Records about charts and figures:
---
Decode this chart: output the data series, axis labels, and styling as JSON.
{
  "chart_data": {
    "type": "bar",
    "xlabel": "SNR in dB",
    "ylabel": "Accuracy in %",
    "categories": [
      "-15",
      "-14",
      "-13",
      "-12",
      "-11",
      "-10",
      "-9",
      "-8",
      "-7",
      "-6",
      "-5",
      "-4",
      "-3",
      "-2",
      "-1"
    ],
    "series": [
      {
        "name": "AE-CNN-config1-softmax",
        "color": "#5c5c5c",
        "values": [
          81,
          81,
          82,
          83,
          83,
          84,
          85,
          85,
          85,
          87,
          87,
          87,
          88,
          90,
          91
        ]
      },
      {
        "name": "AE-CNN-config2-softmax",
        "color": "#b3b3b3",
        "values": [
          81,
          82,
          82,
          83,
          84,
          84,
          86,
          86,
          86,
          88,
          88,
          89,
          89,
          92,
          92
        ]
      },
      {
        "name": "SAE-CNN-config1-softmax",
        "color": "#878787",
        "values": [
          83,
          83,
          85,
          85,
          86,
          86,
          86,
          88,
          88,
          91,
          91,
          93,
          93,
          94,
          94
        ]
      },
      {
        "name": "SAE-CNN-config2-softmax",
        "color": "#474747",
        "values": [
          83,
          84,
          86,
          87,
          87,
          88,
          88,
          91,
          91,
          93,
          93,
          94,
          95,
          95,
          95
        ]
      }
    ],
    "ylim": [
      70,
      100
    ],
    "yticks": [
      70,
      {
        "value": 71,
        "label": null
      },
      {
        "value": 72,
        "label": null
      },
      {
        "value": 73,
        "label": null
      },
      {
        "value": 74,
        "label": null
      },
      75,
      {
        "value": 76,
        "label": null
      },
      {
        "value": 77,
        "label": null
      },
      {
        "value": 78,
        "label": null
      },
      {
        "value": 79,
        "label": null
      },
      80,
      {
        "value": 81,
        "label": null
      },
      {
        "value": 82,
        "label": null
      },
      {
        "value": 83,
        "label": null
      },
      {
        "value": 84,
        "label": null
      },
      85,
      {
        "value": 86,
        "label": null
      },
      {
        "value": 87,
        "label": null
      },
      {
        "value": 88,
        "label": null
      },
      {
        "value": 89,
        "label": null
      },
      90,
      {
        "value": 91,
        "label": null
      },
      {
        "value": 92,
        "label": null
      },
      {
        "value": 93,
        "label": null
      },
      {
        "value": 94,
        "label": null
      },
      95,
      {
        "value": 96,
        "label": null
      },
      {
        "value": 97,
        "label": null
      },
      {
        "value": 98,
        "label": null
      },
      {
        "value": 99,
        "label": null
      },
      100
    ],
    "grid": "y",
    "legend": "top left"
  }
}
---
To be done:
Reproduce each record exactly as it appears.

Exercise result:
Decode this chart: output the data series, axis labels, and styling as JSON.
{
  "chart_data": {
    "type": "bar",
    "xlabel": "SNR in dB",
    "ylabel": "Accuracy in %",
    "categories": [
      "-15",
      "-14",
      "-13",
      "-12",
      "-11",
      "-10",
      "-9",
      "-8",
      "-7",
      "-6",
      "-5",
      "-4",
      "-3",
      "-2",
      "-1"
    ],
    "series": [
      {
        "name": "AE-CNN-config1-softmax",
        "color": "#5c5c5c",
        "values": [
          81,
          81,
          82,
          83,
          83,
          84,
          85,
          85,
          85,
          87,
          87,
          87,
          88,
          90,
          91
        ]
      },
      {
        "name": "AE-CNN-config2-softmax",
        "color": "#b3b3b3",
        "values": [
          81,
          82,
          82,
          83,
          84,
          84,
          86,
          86,
          86,
          88,
          88,
          89,
          89,
          92,
          92
        ]
      },
      {
        "name": "SAE-CNN-config1-softmax",
        "color": "#878787",
        "values": [
          83,
          83,
          85,
          85,
          86,
          86,
          86,
          88,
          88,
          91,
          91,
          93,
          93,
          94,
          94
        ]
      },
      {
        "name": "SAE-CNN-config2-softmax",
        "color": "#474747",
        "values": [
          83,
          84,
          86,
          87,
          87,
          88,
          88,
          91,
          91,
          93,
          93,
          94,
          95,
          95,
          95
        ]
      }
    ],
    "ylim": [
      70,
      100
    ],
    "yticks": [
      70,
      {
        "value": 71,
        "label": null
      },
      {
        "value": 72,
        "label": null
      },
      {
        "value": 73,
        "label": null
      },
      {
        "value": 74,
        "label": null
      },
      75,
      {
        "value": 76,
        "label": null
      },
      {
        "value": 77,
        "label": null
      },
      {
        "value": 78,
        "label": null
      },
      {
        "value": 79,
        "label": null
      },
      80,
      {
        "value": 81,
        "label": null
      },
      {
        "value": 82,
        "label": null
      },
      {
        "value": 83,
        "label": null
      },
      {
        "value": 84,
        "label": null
      },
      85,
      {
        "value": 86,
        "label": null
      },
      {
        "value": 87,
        "label": null
      },
      {
        "value": 88,
        "label": null
      },
      {
        "value": 89,
        "label": null
      },
      90,
      {
        "value": 91,
        "label": null
      },
      {
        "value": 92,
        "label": null
      },
      {
        "value": 93,
        "label": null
      },
      {
        "value": 94,
        "label": null
      },
      95,
      {
        "value": 96,
        "label": null
      },
      {
        "value": 97,
        "label": null
      },
      {
        "value": 98,
        "label": null
      },
      {
        "value": 99,
        "label": null
      },
      100
    ],
    "grid": "y",
    "legend": "top left"
  }
}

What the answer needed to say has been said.